Nous mobiliserons aussi l’INPI, qui est certes chargé du dépôt des brevets, ce que tout le monde sait, mais aussi de la protection des dessins et modèles, donc de vos productions : il oeuvrera aussi au rapprochement des PME et des designers.
De même, nous avons décidé d’étendre le Crédit Impôt Recherche aux dépenses liées à la réalisation de prototypes et, là encore, les dépenses de design seront prises en compte dans le calcul du crédit d’impôt : c’est l’apport du design au processus d’innovation qui est enfin pris en compte !
Bien sûr, en parallèle, nous allons continuer à financer les initiatives en cours, qui contribuent déjà au rapprochement des designers et des entreprises. Je pense à la Cité du Design, au Lieu du Design, à l’APCI, aux différentes écoles, etc. Ces actions ont largement fait leurs preuves, et elles continueront à l’avenir, je n’ai aucun doute là-dessus.

**Données brutes**
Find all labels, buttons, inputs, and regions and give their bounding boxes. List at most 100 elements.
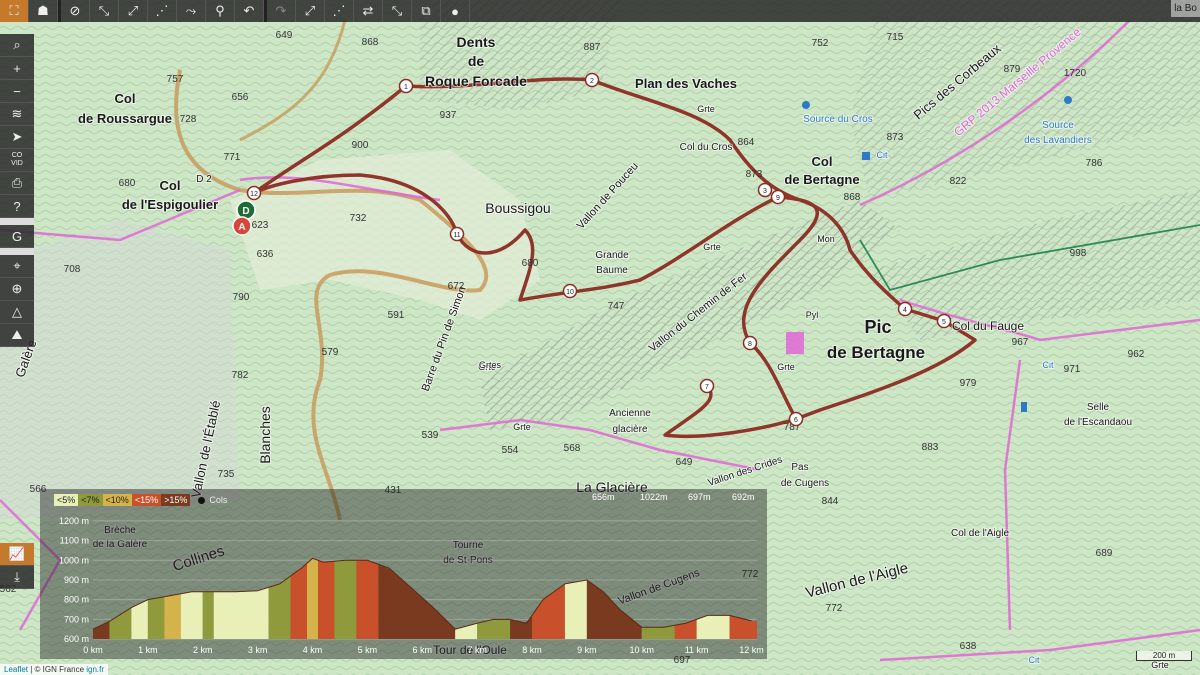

**Défis**
[a] Selon le texte à lire, de quoi l’INPI est-il chargé en plus du dépôt des brevets ?
[b] Indiquez si chacune des affirmations suivantes concorde avec le texte à lire, en répondant par oui ou non et en citant les mots décisifs du texte : (i) l’INPI œuvrera au rapprochement des PME et des designers ; (ii) le Crédit Impôt Recherche ne couvrira plus les dépenses liées aux prototypes ; (iii) le financement des initiatives en cours, comme la Cité du Design, va prendre fin.

**Réponses par exercice**
[a] L’INPI est aussi chargé de la protection des dessins et modèles.

[b]
(i) Oui : « il oeuvrera aussi au rapprochement des PME et des designers »
(ii) Non : « nous avons décidé d’étendre le Crédit Impôt Recherche aux dépenses liées à la réalisation de prototypes »
(iii) Non : « nous allons continuer à financer les initiatives en cours »